### WORK TO BE COMPLETED
Starting with the line that contains "Transcribe this image's", set down each line through the end of the entries below, exactly and with nothing added.

### STORED RECORDS
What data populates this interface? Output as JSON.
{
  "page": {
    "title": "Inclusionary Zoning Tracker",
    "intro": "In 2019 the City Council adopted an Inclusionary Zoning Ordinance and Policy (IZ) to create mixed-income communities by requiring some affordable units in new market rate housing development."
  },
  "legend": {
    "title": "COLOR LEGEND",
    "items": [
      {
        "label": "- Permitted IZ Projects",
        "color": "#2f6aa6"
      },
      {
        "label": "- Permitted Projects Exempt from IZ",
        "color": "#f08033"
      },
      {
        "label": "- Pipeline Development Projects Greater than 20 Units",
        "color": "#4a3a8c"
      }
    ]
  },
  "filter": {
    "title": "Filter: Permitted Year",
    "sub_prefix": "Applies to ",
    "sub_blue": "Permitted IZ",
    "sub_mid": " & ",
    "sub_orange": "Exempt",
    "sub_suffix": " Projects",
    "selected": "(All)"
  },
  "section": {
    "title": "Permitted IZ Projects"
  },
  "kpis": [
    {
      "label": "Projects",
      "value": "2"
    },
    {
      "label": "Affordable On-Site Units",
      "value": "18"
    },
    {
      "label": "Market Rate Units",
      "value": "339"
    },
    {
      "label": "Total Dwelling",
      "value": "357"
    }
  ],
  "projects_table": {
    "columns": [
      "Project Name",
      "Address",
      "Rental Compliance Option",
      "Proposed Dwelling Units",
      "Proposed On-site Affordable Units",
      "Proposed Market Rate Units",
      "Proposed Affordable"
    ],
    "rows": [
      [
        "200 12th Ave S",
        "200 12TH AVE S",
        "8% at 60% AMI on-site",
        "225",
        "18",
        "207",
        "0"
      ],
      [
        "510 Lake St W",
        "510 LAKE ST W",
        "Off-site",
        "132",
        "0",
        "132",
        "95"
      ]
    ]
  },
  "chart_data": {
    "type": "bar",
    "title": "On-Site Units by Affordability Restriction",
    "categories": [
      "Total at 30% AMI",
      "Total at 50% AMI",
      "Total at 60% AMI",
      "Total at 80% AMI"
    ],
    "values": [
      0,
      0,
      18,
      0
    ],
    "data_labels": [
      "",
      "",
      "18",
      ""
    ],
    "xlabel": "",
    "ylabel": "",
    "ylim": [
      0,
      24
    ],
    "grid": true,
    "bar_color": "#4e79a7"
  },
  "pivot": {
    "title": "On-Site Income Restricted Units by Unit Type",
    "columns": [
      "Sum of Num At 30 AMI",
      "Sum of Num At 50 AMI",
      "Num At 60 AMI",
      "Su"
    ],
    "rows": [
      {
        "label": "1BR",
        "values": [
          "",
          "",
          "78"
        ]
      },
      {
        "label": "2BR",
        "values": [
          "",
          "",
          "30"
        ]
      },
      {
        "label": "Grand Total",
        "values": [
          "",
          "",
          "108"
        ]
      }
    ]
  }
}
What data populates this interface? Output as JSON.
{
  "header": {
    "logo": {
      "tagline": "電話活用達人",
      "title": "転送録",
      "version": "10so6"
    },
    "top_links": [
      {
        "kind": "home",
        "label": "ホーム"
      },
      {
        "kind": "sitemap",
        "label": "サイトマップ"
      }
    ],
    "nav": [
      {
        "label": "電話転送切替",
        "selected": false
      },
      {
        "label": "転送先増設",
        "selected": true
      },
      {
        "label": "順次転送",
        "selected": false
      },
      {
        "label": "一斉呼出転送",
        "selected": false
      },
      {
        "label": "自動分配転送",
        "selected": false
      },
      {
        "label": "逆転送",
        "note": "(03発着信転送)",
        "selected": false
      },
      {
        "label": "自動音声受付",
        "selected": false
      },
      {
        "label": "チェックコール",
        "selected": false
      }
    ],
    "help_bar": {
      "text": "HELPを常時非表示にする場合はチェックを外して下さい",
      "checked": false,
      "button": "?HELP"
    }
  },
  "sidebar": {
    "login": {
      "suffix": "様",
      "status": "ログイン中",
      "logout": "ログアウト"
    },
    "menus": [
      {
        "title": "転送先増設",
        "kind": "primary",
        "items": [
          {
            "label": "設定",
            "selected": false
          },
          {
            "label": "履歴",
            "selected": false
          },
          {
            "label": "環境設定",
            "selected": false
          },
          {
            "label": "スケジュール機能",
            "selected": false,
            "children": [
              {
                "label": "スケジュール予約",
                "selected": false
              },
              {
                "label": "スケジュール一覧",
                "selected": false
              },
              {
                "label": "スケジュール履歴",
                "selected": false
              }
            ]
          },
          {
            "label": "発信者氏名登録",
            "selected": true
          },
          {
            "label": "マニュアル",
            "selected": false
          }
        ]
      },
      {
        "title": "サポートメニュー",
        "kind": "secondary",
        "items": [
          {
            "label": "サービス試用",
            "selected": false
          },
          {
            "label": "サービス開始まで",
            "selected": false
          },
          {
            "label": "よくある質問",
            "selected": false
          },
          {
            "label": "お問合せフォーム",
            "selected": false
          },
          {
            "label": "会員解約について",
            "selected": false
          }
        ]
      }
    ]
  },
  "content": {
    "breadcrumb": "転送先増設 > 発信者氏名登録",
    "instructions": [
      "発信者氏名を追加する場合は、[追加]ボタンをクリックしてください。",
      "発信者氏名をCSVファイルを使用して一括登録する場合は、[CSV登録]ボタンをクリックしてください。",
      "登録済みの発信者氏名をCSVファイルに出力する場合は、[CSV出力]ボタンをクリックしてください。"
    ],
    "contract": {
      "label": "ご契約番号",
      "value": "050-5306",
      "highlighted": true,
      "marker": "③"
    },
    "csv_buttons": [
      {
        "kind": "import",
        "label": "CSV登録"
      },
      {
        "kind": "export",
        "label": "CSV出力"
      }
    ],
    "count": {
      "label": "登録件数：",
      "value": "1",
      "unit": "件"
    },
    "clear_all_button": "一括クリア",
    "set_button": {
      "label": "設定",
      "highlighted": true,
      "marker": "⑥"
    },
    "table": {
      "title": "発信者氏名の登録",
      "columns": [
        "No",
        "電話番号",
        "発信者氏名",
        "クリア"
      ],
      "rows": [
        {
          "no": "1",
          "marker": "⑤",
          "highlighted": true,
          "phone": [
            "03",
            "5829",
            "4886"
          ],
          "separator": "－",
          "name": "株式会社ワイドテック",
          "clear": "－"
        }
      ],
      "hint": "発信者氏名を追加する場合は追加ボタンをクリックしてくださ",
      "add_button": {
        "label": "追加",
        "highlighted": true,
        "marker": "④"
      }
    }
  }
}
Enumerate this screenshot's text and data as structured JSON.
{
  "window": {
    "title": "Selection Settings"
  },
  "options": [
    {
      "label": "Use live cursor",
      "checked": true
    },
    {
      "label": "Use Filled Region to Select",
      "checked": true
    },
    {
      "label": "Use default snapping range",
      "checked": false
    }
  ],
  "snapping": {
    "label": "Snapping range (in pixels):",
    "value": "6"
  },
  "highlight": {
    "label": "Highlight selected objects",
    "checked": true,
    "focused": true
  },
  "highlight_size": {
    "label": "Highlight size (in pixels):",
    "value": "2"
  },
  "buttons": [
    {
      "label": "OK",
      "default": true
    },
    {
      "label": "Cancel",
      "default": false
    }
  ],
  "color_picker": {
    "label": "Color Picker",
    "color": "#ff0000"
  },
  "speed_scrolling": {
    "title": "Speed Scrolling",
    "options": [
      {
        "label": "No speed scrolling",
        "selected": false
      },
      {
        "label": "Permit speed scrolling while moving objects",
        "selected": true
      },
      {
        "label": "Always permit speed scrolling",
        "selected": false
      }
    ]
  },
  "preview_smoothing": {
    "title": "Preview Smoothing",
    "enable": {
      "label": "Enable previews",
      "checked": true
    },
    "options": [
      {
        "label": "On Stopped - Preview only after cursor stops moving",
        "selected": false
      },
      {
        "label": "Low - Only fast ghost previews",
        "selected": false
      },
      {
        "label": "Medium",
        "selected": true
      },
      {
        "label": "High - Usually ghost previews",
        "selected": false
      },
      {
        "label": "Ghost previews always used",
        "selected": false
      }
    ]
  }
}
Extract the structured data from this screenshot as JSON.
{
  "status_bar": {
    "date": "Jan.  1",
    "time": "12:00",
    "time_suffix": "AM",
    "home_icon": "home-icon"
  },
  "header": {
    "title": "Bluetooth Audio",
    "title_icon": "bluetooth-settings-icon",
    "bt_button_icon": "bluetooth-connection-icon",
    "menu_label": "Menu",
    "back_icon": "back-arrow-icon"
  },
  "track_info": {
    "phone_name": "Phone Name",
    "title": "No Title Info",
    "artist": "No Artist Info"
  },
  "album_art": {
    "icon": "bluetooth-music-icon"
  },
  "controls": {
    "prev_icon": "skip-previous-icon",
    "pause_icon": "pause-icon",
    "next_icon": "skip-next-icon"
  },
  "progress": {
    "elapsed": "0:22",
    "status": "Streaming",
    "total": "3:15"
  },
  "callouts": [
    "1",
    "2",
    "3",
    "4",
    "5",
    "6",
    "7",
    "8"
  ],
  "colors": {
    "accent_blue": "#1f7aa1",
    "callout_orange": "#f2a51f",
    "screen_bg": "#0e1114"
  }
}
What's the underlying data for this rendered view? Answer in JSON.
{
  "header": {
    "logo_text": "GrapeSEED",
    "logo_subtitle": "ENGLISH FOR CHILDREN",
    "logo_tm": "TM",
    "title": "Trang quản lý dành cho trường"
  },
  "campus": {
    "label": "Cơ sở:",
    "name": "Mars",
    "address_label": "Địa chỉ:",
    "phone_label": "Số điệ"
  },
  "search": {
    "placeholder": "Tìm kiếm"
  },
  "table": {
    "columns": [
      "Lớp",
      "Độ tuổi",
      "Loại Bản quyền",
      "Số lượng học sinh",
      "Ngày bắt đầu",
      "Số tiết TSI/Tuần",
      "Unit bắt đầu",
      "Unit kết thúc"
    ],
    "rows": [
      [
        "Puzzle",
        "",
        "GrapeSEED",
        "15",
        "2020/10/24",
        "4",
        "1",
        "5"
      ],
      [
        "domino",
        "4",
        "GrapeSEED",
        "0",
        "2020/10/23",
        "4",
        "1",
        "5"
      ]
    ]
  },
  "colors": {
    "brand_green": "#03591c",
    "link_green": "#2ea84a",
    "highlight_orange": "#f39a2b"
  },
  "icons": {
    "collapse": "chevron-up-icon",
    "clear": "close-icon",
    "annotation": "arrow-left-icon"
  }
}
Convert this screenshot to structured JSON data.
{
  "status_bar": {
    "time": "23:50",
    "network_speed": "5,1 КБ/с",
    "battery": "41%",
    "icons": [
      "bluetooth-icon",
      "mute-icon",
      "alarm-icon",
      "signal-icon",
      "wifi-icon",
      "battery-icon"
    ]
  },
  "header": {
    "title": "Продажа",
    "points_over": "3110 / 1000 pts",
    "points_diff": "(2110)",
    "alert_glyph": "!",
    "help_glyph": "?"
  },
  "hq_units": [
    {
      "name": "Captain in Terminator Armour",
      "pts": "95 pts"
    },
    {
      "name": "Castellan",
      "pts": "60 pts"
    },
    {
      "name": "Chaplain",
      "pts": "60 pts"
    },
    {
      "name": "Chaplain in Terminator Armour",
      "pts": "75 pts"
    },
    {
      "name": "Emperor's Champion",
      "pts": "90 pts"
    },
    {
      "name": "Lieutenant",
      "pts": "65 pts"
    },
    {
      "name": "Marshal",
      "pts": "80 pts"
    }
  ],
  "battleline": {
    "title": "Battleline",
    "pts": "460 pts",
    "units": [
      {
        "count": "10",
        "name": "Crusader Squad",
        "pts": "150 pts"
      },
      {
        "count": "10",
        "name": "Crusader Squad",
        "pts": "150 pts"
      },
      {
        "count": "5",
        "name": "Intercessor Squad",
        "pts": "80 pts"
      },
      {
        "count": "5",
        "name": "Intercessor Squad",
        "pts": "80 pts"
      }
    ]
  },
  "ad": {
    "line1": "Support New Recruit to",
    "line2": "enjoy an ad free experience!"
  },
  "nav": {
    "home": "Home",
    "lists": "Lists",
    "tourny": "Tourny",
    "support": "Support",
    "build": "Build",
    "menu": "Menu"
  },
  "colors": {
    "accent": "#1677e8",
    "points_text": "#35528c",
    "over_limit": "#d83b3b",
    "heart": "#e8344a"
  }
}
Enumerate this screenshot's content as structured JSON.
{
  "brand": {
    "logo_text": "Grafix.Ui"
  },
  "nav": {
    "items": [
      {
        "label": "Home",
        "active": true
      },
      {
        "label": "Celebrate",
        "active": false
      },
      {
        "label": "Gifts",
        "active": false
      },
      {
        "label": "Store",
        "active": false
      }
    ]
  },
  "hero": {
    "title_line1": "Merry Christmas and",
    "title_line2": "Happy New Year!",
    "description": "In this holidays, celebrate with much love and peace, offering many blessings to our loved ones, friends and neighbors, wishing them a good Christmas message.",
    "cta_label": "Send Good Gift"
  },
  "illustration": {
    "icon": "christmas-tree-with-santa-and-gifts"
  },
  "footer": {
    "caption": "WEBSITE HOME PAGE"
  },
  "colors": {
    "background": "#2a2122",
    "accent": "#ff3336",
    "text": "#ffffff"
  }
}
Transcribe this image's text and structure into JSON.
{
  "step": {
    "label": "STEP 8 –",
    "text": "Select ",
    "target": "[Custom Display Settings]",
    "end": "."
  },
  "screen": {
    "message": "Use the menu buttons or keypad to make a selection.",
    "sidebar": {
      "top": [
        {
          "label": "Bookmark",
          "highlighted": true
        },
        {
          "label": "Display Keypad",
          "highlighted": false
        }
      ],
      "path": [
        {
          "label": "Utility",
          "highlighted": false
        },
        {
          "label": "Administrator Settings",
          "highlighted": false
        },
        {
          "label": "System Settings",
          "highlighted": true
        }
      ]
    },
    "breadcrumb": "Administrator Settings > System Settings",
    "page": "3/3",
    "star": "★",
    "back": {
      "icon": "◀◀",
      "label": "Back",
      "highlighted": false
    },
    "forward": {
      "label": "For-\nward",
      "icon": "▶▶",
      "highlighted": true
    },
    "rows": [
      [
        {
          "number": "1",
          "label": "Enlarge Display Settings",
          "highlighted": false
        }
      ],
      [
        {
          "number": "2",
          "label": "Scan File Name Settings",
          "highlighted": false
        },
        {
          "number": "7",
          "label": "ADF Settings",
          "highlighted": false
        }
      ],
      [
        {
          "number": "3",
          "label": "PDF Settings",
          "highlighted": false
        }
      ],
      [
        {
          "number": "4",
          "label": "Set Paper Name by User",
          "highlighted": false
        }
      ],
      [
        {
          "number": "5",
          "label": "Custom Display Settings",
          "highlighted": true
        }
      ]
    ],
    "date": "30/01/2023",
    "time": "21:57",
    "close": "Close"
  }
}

### SOLUTION TO THIS TASK
Transcribe this image's text and structure into JSON.
{
  "step": {
    "label": "STEP 8 –",
    "text": "Select ",
    "target": "[Custom Display Settings]",
    "end": "."
  },
  "screen": {
    "message": "Use the menu buttons or keypad to make a selection.",
    "sidebar": {
      "top": [
        {
          "label": "Bookmark",
          "highlighted": true
        },
        {
          "label": "Display Keypad",
          "highlighted": false
        }
      ],
      "path": [
        {
          "label": "Utility",
          "highlighted": false
        },
        {
          "label": "Administrator Settings",
          "highlighted": false
        },
        {
          "label": "System Settings",
          "highlighted": true
        }
      ]
    },
    "breadcrumb": "Administrator Settings > System Settings",
    "page": "3/3",
    "star": "★",
    "back": {
      "icon": "◀◀",
      "label": "Back",
      "highlighted": false
    },
    "forward": {
      "label": "For-\nward",
      "icon": "▶▶",
      "highlighted": true
    },
    "rows": [
      [
        {
          "number": "1",
          "label": "Enlarge Display Settings",
          "highlighted": false
        }
      ],
      [
        {
          "number": "2",
          "label": "Scan File Name Settings",
          "highlighted": false
        },
        {
          "number": "7",
          "label": "ADF Settings",
          "highlighted": false
        }
      ],
      [
        {
          "number": "3",
          "label": "PDF Settings",
          "highlighted": false
        }
      ],
      [
        {
          "number": "4",
          "label": "Set Paper Name by User",
          "highlighted": false
        }
      ],
      [
        {
          "number": "5",
          "label": "Custom Display Settings",
          "highlighted": true
        }
      ]
    ],
    "date": "30/01/2023",
    "time": "21:57",
    "close": "Close"
  }
}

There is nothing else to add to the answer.